Written exercise: The data below must be copied in full and without any change.
═══
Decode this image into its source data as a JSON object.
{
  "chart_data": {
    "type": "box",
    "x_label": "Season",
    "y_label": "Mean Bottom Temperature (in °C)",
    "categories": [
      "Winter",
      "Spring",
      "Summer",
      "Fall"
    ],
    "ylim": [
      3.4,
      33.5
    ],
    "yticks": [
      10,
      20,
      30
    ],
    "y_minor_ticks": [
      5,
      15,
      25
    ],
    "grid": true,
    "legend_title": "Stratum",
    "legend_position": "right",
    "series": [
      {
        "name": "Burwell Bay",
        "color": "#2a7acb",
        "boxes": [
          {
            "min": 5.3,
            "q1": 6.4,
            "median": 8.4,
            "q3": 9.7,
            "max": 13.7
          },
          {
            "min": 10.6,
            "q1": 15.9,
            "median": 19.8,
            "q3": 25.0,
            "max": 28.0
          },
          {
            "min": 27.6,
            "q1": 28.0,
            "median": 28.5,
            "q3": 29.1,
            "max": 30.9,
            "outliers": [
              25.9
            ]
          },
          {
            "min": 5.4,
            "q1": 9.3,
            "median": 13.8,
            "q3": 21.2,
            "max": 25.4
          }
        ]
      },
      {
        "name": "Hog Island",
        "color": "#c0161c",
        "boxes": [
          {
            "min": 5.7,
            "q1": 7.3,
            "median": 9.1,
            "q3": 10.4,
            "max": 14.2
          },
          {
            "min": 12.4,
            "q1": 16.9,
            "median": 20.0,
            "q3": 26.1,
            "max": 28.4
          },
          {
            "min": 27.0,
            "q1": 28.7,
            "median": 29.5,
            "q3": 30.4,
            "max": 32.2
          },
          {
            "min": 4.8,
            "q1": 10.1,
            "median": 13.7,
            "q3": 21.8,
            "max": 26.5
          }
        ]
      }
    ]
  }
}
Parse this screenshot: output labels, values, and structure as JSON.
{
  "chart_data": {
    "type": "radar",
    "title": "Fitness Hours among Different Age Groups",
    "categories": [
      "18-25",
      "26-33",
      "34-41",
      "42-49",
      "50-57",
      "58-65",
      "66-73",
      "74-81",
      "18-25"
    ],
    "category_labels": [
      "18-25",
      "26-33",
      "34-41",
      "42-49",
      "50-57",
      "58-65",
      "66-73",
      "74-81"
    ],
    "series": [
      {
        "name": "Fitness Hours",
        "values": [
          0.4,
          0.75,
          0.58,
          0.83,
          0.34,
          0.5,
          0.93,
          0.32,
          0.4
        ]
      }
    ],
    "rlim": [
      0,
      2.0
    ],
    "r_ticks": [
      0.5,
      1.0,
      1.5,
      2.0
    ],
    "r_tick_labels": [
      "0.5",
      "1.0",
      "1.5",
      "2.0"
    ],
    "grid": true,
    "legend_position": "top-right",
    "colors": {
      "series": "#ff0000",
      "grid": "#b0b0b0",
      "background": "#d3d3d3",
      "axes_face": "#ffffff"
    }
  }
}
═══
Task solution:
Decode this image into its source data as a JSON object.
{
  "chart_data": {
    "type": "box",
    "x_label": "Season",
    "y_label": "Mean Bottom Temperature (in °C)",
    "categories": [
      "Winter",
      "Spring",
      "Summer",
      "Fall"
    ],
    "ylim": [
      3.4,
      33.5
    ],
    "yticks": [
      10,
      20,
      30
    ],
    "y_minor_ticks": [
      5,
      15,
      25
    ],
    "grid": true,
    "legend_title": "Stratum",
    "legend_position": "right",
    "series": [
      {
        "name": "Burwell Bay",
        "color": "#2a7acb",
        "boxes": [
          {
            "min": 5.3,
            "q1": 6.4,
            "median": 8.4,
            "q3": 9.7,
            "max": 13.7
          },
          {
            "min": 10.6,
            "q1": 15.9,
            "median": 19.8,
            "q3": 25.0,
            "max": 28.0
          },
          {
            "min": 27.6,
            "q1": 28.0,
            "median": 28.5,
            "q3": 29.1,
            "max": 30.9,
            "outliers": [
              25.9
            ]
          },
          {
            "min": 5.4,
            "q1": 9.3,
            "median": 13.8,
            "q3": 21.2,
            "max": 25.4
          }
        ]
      },
      {
        "name": "Hog Island",
        "color": "#c0161c",
        "boxes": [
          {
            "min": 5.7,
            "q1": 7.3,
            "median": 9.1,
            "q3": 10.4,
            "max": 14.2
          },
          {
            "min": 12.4,
            "q1": 16.9,
            "median": 20.0,
            "q3": 26.1,
            "max": 28.4
          },
          {
            "min": 27.0,
            "q1": 28.7,
            "median": 29.5,
            "q3": 30.4,
            "max": 32.2
          },
          {
            "min": 4.8,
            "q1": 10.1,
            "median": 13.7,
            "q3": 21.8,
            "max": 26.5
          }
        ]
      }
    ]
  }
}
Parse this screenshot: output labels, values, and structure as JSON.
{
  "chart_data": {
    "type": "radar",
    "title": "Fitness Hours among Different Age Groups",
    "categories": [
      "18-25",
      "26-33",
      "34-41",
      "42-49",
      "50-57",
      "58-65",
      "66-73",
      "74-81",
      "18-25"
    ],
    "category_labels": [
      "18-25",
      "26-33",
      "34-41",
      "42-49",
      "50-57",
      "58-65",
      "66-73",
      "74-81"
    ],
    "series": [
      {
        "name": "Fitness Hours",
        "values": [
          0.4,
          0.75,
          0.58,
          0.83,
          0.34,
          0.5,
          0.93,
          0.32,
          0.4
        ]
      }
    ],
    "rlim": [
      0,
      2.0
    ],
    "r_ticks": [
      0.5,
      1.0,
      1.5,
      2.0
    ],
    "r_tick_labels": [
      "0.5",
      "1.0",
      "1.5",
      "2.0"
    ],
    "grid": true,
    "legend_position": "top-right",
    "colors": {
      "series": "#ff0000",
      "grid": "#b0b0b0",
      "background": "#d3d3d3",
      "axes_face": "#ffffff"
    }
  }
}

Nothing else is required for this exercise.